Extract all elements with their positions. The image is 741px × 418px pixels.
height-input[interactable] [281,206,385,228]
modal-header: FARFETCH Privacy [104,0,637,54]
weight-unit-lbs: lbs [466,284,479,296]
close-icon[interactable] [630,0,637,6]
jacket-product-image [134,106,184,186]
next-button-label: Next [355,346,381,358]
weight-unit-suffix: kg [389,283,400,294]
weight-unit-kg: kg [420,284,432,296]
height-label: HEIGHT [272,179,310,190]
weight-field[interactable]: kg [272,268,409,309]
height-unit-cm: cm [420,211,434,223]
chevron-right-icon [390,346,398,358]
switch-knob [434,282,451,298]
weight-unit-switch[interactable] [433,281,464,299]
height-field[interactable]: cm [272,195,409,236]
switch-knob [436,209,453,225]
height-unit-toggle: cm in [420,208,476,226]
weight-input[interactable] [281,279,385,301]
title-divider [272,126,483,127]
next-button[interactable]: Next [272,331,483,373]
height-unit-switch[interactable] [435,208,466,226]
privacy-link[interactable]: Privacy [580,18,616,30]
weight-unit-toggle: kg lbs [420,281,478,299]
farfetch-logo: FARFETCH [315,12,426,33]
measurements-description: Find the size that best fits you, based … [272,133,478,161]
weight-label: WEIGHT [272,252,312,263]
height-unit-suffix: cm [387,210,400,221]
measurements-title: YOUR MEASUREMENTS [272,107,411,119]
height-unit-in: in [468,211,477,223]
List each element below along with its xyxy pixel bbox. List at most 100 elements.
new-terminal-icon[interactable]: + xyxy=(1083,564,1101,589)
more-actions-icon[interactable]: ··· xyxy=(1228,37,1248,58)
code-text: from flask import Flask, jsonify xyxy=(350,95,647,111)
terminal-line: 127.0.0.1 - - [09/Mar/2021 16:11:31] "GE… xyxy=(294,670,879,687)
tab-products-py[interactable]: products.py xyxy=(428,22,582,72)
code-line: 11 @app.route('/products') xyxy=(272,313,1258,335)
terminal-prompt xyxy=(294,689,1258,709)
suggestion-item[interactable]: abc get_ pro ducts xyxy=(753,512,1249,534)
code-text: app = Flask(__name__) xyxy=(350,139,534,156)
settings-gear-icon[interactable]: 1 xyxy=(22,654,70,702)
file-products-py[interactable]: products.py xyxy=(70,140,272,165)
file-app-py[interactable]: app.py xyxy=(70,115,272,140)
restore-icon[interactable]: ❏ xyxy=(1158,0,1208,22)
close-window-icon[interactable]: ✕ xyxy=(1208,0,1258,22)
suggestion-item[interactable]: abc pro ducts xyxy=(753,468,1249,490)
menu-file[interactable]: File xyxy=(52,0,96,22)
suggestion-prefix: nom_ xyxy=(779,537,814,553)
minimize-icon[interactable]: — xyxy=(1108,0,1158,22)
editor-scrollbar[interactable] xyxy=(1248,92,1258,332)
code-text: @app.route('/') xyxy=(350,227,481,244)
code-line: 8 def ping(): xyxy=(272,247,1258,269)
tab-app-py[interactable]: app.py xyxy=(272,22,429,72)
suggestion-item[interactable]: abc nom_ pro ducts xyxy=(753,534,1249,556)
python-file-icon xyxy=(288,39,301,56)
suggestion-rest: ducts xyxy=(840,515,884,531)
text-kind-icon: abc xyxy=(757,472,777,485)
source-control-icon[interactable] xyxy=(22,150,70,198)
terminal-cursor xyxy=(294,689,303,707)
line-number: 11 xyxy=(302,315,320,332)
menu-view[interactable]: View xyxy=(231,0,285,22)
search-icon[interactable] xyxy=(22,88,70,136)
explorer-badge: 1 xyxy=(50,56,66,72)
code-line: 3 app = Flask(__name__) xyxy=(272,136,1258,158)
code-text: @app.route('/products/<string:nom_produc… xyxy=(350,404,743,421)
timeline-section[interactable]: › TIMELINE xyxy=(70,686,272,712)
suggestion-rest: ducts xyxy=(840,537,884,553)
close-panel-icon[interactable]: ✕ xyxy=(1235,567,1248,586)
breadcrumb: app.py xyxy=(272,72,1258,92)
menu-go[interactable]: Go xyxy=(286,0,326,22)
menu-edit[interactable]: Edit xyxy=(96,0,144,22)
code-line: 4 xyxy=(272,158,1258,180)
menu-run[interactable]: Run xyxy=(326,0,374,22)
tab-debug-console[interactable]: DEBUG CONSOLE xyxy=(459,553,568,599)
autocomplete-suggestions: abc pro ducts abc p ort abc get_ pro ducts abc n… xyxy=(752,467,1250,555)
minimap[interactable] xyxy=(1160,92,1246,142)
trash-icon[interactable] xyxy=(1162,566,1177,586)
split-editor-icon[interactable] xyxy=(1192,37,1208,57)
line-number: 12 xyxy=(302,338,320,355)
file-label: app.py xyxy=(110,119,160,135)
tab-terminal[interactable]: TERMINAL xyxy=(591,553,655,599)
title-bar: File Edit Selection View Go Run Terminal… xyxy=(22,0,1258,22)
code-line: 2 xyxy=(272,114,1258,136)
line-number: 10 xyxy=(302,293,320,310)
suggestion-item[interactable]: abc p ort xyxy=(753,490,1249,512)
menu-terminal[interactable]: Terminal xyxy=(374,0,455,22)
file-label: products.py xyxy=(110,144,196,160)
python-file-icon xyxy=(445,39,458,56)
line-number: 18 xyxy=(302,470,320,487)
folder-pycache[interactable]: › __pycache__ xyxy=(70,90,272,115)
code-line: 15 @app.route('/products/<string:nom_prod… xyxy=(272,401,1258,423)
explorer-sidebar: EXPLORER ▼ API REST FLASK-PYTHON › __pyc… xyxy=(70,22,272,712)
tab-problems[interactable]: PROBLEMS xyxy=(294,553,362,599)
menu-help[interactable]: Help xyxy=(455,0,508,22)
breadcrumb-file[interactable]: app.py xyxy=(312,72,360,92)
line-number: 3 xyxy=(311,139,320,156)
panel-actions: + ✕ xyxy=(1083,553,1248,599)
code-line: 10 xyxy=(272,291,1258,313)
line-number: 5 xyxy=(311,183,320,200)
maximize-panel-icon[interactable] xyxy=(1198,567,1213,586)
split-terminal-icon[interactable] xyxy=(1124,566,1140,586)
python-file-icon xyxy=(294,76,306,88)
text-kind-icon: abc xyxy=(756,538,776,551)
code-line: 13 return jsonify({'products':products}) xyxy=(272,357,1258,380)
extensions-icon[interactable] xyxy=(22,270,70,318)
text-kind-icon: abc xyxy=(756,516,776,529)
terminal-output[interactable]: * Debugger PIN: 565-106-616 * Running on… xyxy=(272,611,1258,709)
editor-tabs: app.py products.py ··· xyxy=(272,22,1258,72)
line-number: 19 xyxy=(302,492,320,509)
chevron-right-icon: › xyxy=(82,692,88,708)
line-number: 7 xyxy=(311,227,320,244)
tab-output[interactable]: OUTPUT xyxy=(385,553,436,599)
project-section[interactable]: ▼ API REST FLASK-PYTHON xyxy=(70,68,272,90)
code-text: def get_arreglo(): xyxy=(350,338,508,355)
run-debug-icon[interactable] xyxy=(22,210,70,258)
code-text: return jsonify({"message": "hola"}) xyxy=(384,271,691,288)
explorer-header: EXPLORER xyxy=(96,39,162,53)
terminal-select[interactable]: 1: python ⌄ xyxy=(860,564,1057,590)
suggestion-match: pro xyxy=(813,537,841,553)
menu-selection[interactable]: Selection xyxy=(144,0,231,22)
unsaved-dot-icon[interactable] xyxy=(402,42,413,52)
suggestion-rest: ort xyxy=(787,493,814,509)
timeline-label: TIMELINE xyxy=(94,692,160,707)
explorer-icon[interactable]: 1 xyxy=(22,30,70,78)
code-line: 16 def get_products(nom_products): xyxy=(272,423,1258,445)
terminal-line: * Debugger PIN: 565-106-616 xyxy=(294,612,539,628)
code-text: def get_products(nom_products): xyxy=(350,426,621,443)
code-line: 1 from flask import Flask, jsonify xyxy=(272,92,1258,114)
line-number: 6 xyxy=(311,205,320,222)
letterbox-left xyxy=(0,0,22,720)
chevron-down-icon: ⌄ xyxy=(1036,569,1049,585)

**Task directions**
Please copy the records word for word, from their first line through the line containing "new-terminal-icon[interactable]: + xyxy=(1083,564,1101,589)", with both of those lines included.

**Solution**
Extract all elements with their positions. The image is 741px × 418px pixels.
height-input[interactable] [281,206,385,228]
modal-header: FARFETCH Privacy [104,0,637,54]
weight-unit-lbs: lbs [466,284,479,296]
close-icon[interactable] [630,0,637,6]
jacket-product-image [134,106,184,186]
next-button-label: Next [355,346,381,358]
weight-unit-suffix: kg [389,283,400,294]
weight-unit-kg: kg [420,284,432,296]
height-label: HEIGHT [272,179,310,190]
weight-field[interactable]: kg [272,268,409,309]
height-unit-cm: cm [420,211,434,223]
chevron-right-icon [390,346,398,358]
switch-knob [434,282,451,298]
weight-unit-switch[interactable] [433,281,464,299]
height-field[interactable]: cm [272,195,409,236]
switch-knob [436,209,453,225]
height-unit-toggle: cm in [420,208,476,226]
weight-input[interactable] [281,279,385,301]
title-divider [272,126,483,127]
next-button[interactable]: Next [272,331,483,373]
height-unit-switch[interactable] [435,208,466,226]
privacy-link[interactable]: Privacy [580,18,616,30]
weight-unit-toggle: kg lbs [420,281,478,299]
farfetch-logo: FARFETCH [315,12,426,33]
measurements-description: Find the size that best fits you, based … [272,133,478,161]
weight-label: WEIGHT [272,252,312,263]
height-unit-suffix: cm [387,210,400,221]
measurements-title: YOUR MEASUREMENTS [272,107,411,119]
height-unit-in: in [468,211,477,223]
List each element below along with its xyxy pixel bbox. List at most 100 elements.
new-terminal-icon[interactable]: + xyxy=(1083,564,1101,589)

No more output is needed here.